* start Records for the exercise *

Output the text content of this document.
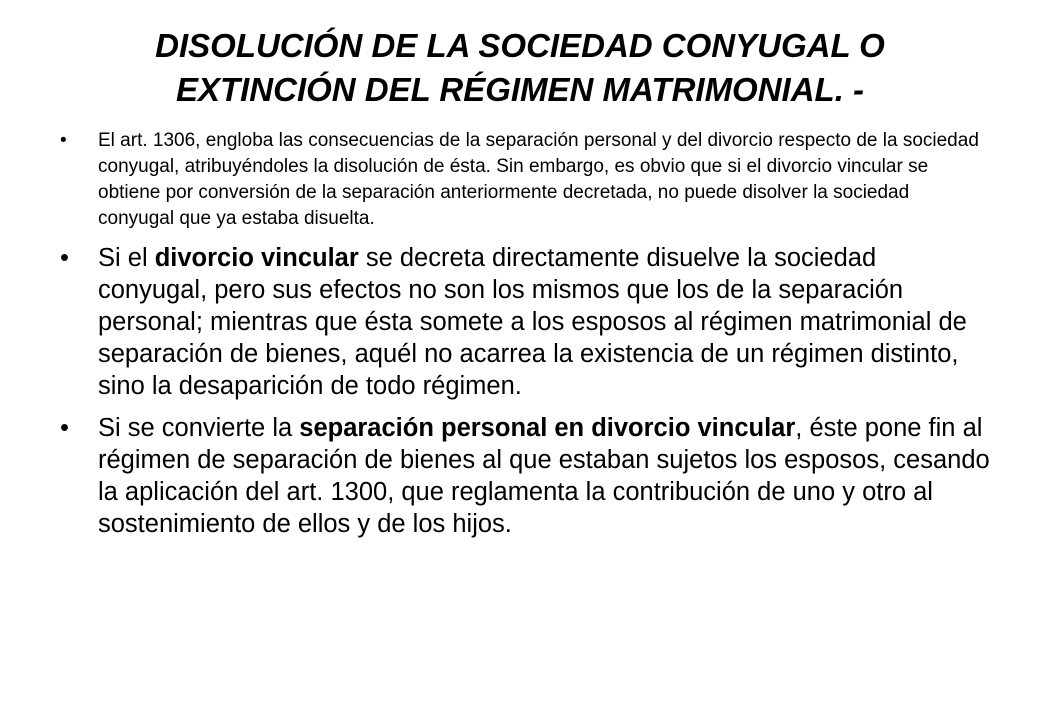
DISOLUCIÓN DE LA SOCIEDAD CONYUGAL O
EXTINCIÓN DEL RÉGIMEN MATRIMONIAL. -
• El art. 1306, engloba las consecuencias de la separación personal y del divorcio respecto de la sociedad conyugal, atribuyéndoles la disolución de ésta. Sin embargo, es obvio que si el divorcio vincular se obtiene por conversión de la separación anteriormente decretada, no puede disolver la sociedad conyugal que ya estaba disuelta.
• Si el divorcio vincular se decreta directamente disuelve la sociedad conyugal, pero sus efectos no son los mismos que los de la separación personal; mientras que ésta somete a los esposos al régimen matrimonial de separación de bienes, aquél no acarrea la existencia de un régimen distinto, sino la desaparición de todo régimen.
• Si se convierte la separación personal en divorcio vincular, éste pone fin al régimen de separación de bienes al que estaban sujetos los esposos, cesando la aplicación del art. 1300, que reglamenta la contribución de uno y otro al sostenimiento de ellos y de los hijos.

* end Records for the exercise *

(What is asked):
Write out the listing word for word, omitting the pictures it holds.

(Answer to this exercise):
Output the text content of this document.
DISOLUCIÓN DE LA SOCIEDAD CONYUGAL O
EXTINCIÓN DEL RÉGIMEN MATRIMONIAL. -
• El art. 1306, engloba las consecuencias de la separación personal y del divorcio respecto de la sociedad conyugal, atribuyéndoles la disolución de ésta. Sin embargo, es obvio que si el divorcio vincular se obtiene por conversión de la separación anteriormente decretada, no puede disolver la sociedad conyugal que ya estaba disuelta.
• Si el divorcio vincular se decreta directamente disuelve la sociedad conyugal, pero sus efectos no son los mismos que los de la separación personal; mientras que ésta somete a los esposos al régimen matrimonial de separación de bienes, aquél no acarrea la existencia de un régimen distinto, sino la desaparición de todo régimen.
• Si se convierte la separación personal en divorcio vincular, éste pone fin al régimen de separación de bienes al que estaban sujetos los esposos, cesando la aplicación del art. 1300, que reglamenta la contribución de uno y otro al sostenimiento de ellos y de los hijos.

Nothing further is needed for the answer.